## Start ENTRIES PROVIDED

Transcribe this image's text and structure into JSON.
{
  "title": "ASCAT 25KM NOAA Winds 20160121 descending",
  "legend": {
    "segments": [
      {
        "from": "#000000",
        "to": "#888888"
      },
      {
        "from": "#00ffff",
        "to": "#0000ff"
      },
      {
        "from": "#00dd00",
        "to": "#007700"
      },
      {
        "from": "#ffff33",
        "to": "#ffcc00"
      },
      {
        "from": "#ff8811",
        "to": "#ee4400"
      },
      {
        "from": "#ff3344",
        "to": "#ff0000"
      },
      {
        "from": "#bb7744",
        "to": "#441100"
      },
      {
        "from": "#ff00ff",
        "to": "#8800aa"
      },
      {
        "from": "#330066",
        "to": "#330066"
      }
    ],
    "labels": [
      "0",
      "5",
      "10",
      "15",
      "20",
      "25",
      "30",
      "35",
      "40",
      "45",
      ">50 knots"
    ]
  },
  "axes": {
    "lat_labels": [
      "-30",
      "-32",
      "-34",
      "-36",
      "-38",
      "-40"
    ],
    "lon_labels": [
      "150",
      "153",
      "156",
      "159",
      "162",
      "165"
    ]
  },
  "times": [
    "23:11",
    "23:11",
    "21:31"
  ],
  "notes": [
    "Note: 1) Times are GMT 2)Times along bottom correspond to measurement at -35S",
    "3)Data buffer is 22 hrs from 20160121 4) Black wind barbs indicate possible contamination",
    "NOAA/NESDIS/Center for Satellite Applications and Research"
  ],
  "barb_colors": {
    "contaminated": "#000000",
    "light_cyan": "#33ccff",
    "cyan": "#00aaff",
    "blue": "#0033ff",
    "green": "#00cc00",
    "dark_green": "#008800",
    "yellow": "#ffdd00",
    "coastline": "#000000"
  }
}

## End ENTRIES PROVIDED

▸ **WRITTEN PROBLEM**: Copy the data above exactly. Every line must be included.

▸ **EXPECTED OUTPUT**:
Transcribe this image's text and structure into JSON.
{
  "title": "ASCAT 25KM NOAA Winds 20160121 descending",
  "legend": {
    "segments": [
      {
        "from": "#000000",
        "to": "#888888"
      },
      {
        "from": "#00ffff",
        "to": "#0000ff"
      },
      {
        "from": "#00dd00",
        "to": "#007700"
      },
      {
        "from": "#ffff33",
        "to": "#ffcc00"
      },
      {
        "from": "#ff8811",
        "to": "#ee4400"
      },
      {
        "from": "#ff3344",
        "to": "#ff0000"
      },
      {
        "from": "#bb7744",
        "to": "#441100"
      },
      {
        "from": "#ff00ff",
        "to": "#8800aa"
      },
      {
        "from": "#330066",
        "to": "#330066"
      }
    ],
    "labels": [
      "0",
      "5",
      "10",
      "15",
      "20",
      "25",
      "30",
      "35",
      "40",
      "45",
      ">50 knots"
    ]
  },
  "axes": {
    "lat_labels": [
      "-30",
      "-32",
      "-34",
      "-36",
      "-38",
      "-40"
    ],
    "lon_labels": [
      "150",
      "153",
      "156",
      "159",
      "162",
      "165"
    ]
  },
  "times": [
    "23:11",
    "23:11",
    "21:31"
  ],
  "notes": [
    "Note: 1) Times are GMT 2)Times along bottom correspond to measurement at -35S",
    "3)Data buffer is 22 hrs from 20160121 4) Black wind barbs indicate possible contamination",
    "NOAA/NESDIS/Center for Satellite Applications and Research"
  ],
  "barb_colors": {
    "contaminated": "#000000",
    "light_cyan": "#33ccff",
    "cyan": "#00aaff",
    "blue": "#0033ff",
    "green": "#00cc00",
    "dark_green": "#008800",
    "yellow": "#ffdd00",
    "coastline": "#000000"
  }
}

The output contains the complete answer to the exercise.